--- Given data ---

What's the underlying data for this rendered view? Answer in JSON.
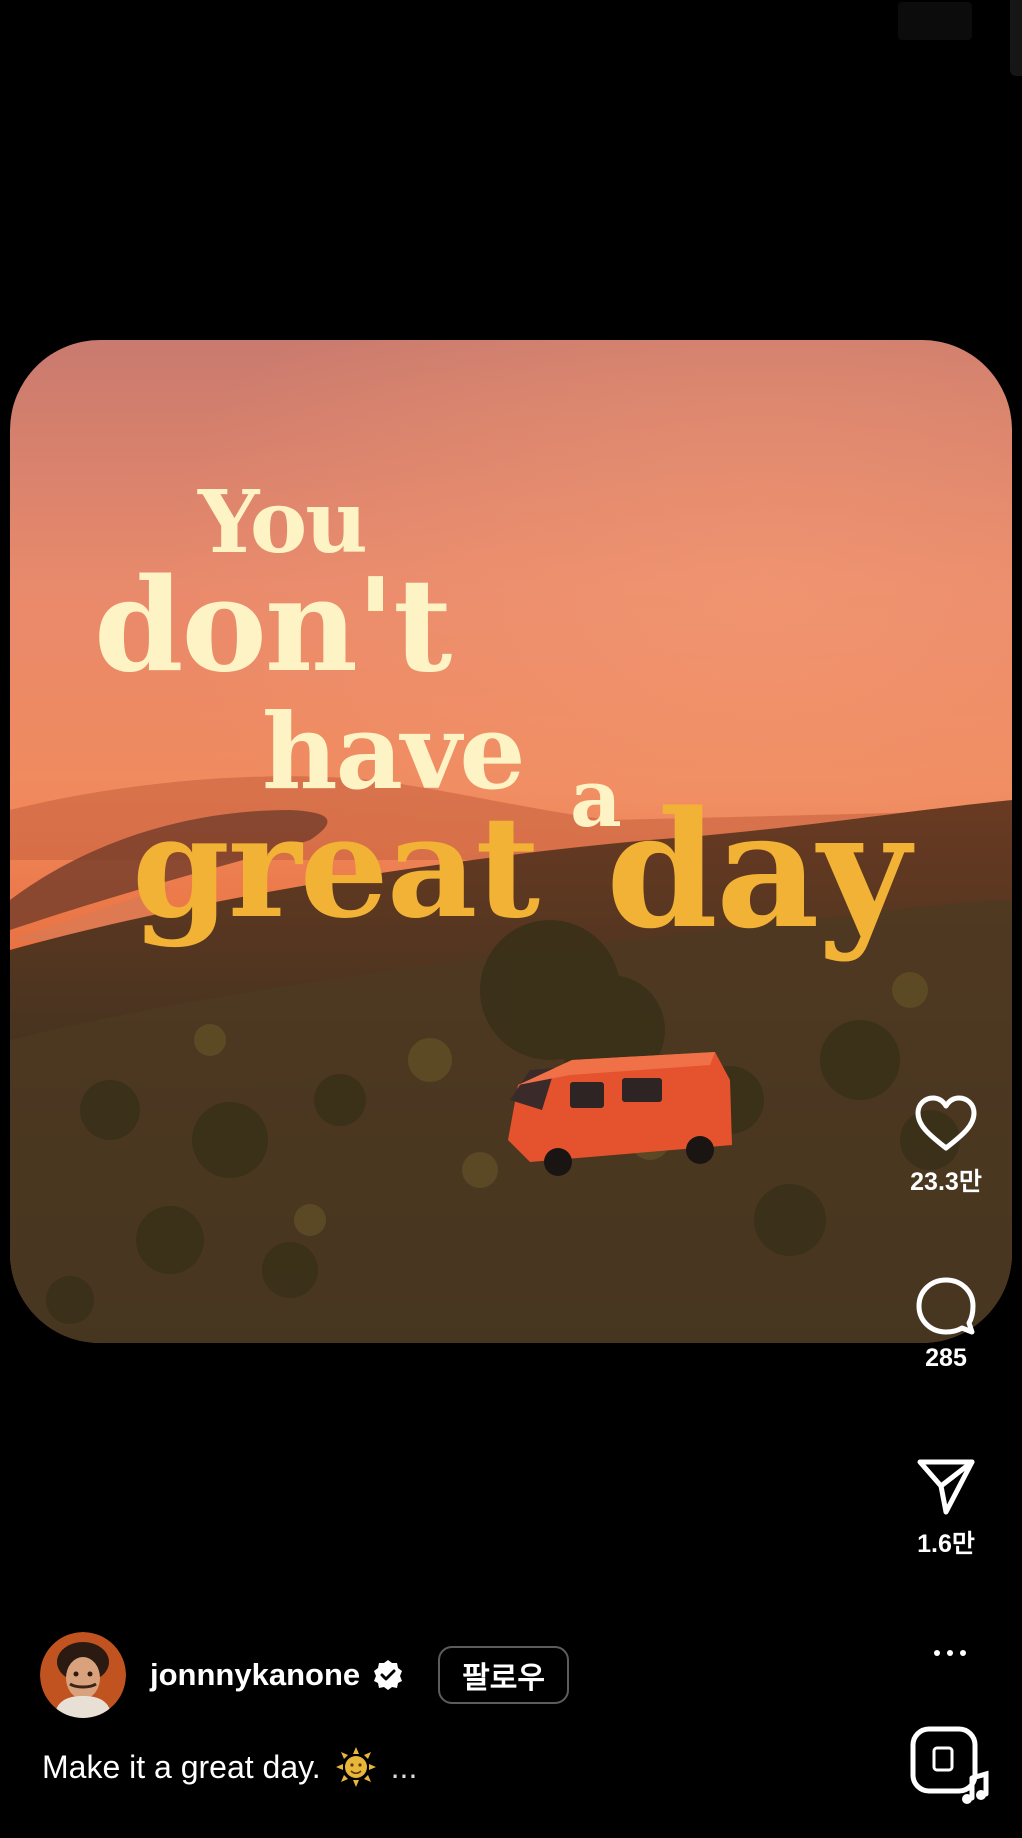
{
  "post": {
    "headline": {
      "line1": "You",
      "line2": "don't",
      "line3": "have",
      "line3b": "a",
      "line4": "great",
      "line4b": "day"
    },
    "author": {
      "username": "jonnnykanone",
      "follow_label": "팔로우"
    },
    "caption": {
      "text": "Make it a great day.",
      "emoji": "sun-emoji",
      "more": "..."
    }
  },
  "actions": {
    "likes": "23.3만",
    "comments": "285",
    "shares": "1.6만"
  },
  "colors": {
    "headline_light": "#fdf3c4",
    "headline_accent": "#f2b235",
    "background": "#000000"
  }
}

---

→ The task
Write out every entry again word for word, without any of the pictures.

→ Reply
What's the underlying data for this rendered view? Answer in JSON.
{
  "post": {
    "headline": {
      "line1": "You",
      "line2": "don't",
      "line3": "have",
      "line3b": "a",
      "line4": "great",
      "line4b": "day"
    },
    "author": {
      "username": "jonnnykanone",
      "follow_label": "팔로우"
    },
    "caption": {
      "text": "Make it a great day.",
      "emoji": "sun-emoji",
      "more": "..."
    }
  },
  "actions": {
    "likes": "23.3만",
    "comments": "285",
    "shares": "1.6만"
  },
  "colors": {
    "headline_light": "#fdf3c4",
    "headline_accent": "#f2b235",
    "background": "#000000"
  }
}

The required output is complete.